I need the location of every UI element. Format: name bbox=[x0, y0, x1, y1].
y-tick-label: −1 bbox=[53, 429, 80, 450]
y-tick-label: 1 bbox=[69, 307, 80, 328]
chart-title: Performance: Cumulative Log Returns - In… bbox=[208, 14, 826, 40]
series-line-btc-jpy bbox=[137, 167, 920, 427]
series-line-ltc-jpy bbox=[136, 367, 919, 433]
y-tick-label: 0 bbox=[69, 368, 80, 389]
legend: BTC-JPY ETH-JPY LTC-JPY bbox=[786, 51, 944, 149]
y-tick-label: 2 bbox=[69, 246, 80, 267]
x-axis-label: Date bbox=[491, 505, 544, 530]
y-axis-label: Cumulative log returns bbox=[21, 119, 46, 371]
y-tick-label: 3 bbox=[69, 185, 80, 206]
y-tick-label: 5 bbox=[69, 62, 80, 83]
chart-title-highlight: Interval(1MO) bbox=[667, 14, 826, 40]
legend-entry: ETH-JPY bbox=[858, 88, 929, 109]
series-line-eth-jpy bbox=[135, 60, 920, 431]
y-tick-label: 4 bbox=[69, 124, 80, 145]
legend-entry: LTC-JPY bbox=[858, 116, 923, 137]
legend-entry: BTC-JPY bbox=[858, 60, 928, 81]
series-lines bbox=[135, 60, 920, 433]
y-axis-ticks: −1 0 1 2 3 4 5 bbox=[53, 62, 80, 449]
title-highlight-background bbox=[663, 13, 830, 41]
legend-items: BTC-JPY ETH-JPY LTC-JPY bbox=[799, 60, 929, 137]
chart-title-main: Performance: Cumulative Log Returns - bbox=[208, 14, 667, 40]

——————

The request ::
How many lines in the records above contain the string "axis", matching case exactly? Reply with the number alone.

Solution for this task ::
3